** Start of RECORD LIST **

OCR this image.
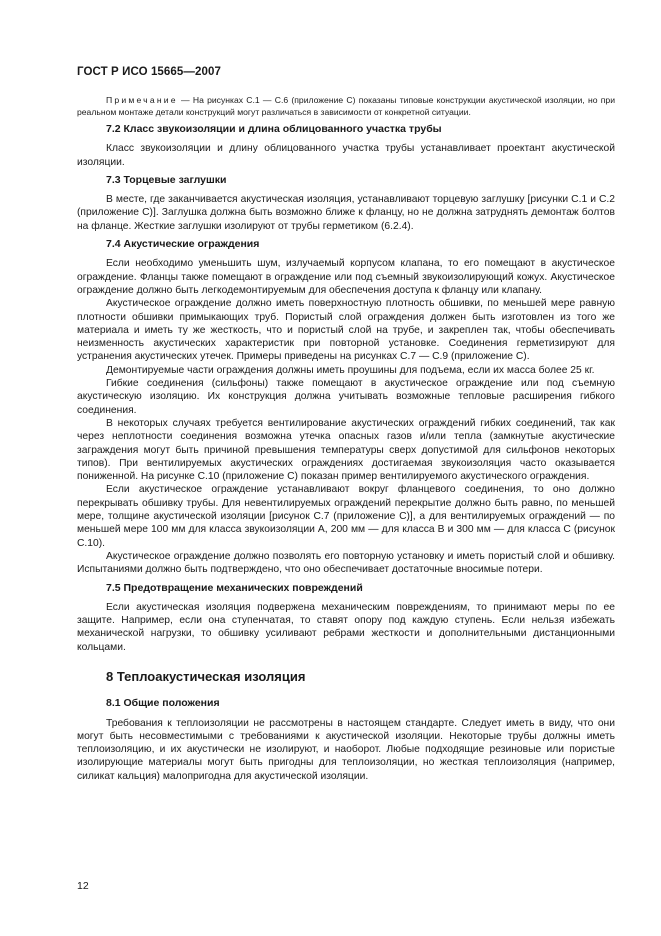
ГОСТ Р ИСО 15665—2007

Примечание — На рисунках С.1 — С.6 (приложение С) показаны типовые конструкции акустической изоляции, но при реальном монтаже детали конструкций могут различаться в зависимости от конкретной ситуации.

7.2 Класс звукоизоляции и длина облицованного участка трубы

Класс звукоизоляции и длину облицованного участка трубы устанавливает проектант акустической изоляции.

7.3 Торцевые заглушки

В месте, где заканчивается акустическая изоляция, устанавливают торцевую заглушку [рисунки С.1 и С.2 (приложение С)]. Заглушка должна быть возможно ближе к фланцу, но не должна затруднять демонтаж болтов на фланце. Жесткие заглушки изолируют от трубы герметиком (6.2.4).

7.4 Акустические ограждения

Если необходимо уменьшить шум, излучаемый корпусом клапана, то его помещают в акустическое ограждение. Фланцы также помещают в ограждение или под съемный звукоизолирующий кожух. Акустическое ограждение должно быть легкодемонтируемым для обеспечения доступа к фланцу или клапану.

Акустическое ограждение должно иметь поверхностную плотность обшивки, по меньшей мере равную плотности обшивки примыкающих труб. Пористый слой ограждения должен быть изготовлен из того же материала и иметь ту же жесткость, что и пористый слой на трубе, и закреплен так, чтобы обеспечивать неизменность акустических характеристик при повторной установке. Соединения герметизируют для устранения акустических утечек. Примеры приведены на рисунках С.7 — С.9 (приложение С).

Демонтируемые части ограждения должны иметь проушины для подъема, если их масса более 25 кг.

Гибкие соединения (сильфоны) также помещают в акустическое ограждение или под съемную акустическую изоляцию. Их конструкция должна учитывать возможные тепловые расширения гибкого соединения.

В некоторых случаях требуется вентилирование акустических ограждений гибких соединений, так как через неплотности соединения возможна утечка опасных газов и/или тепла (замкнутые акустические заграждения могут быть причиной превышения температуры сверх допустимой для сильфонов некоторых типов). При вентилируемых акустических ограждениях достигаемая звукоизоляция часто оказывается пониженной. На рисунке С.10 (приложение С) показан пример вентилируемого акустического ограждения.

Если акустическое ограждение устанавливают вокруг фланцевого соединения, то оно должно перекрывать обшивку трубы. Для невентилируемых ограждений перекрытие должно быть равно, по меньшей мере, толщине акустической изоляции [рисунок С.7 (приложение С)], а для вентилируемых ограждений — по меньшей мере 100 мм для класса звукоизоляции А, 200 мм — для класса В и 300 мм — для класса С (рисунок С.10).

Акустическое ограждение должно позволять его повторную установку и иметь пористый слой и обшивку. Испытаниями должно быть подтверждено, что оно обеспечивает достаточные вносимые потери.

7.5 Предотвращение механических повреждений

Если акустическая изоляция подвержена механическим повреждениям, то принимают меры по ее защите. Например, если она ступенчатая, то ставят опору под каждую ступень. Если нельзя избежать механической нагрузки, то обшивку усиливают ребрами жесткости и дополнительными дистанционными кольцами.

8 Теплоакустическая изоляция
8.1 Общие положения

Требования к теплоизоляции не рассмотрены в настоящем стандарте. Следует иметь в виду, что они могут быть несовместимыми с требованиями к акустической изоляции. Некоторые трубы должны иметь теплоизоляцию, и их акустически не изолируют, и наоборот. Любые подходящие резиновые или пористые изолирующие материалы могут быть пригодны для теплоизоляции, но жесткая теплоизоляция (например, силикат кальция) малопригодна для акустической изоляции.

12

** End of RECORD LIST **

• YOUR OBJECTIVE: Show each line in the entries that holds the string "заглушки".

• SOLUTION:
7.3 Торцевые заглушки
В месте, где заканчивается акустическая изоляция, устанавливают торцевую заглушку [рисунки С.1 и С.2 (приложение С)]. Заглушка должна быть возможно ближе к фланцу, но не должна затруднять демонтаж болтов на фланце. Жесткие заглушки изолируют от трубы герметиком (6.2.4).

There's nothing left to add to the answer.